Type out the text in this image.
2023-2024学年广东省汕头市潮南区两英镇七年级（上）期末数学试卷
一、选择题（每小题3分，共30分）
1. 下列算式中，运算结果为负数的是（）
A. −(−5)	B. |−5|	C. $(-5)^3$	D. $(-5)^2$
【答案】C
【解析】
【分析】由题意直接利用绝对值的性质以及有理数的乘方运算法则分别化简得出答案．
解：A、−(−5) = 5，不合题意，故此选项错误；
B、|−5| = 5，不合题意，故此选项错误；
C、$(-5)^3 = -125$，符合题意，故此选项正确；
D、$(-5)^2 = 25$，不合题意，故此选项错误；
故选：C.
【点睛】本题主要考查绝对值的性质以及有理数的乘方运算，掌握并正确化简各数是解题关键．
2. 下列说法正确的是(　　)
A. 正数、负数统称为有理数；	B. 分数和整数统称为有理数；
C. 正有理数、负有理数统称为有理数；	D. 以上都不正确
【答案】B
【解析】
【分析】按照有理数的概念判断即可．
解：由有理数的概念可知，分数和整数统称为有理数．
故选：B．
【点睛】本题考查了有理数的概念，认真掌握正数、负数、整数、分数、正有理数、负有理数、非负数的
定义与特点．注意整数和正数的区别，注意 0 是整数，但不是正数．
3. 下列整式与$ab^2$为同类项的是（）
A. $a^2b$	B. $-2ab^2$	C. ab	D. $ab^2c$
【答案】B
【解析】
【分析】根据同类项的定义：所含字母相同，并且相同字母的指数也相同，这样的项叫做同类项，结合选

## EXERCISE AIM
Out of the material above, select every line that holds the string "不合题意".

## SOLUTION
解：A、−(−5) = 5，不合题意，故此选项错误；
B、|−5| = 5，不合题意，故此选项错误；
D、$(-5)^2 = 25$，不合题意，故此选项错误；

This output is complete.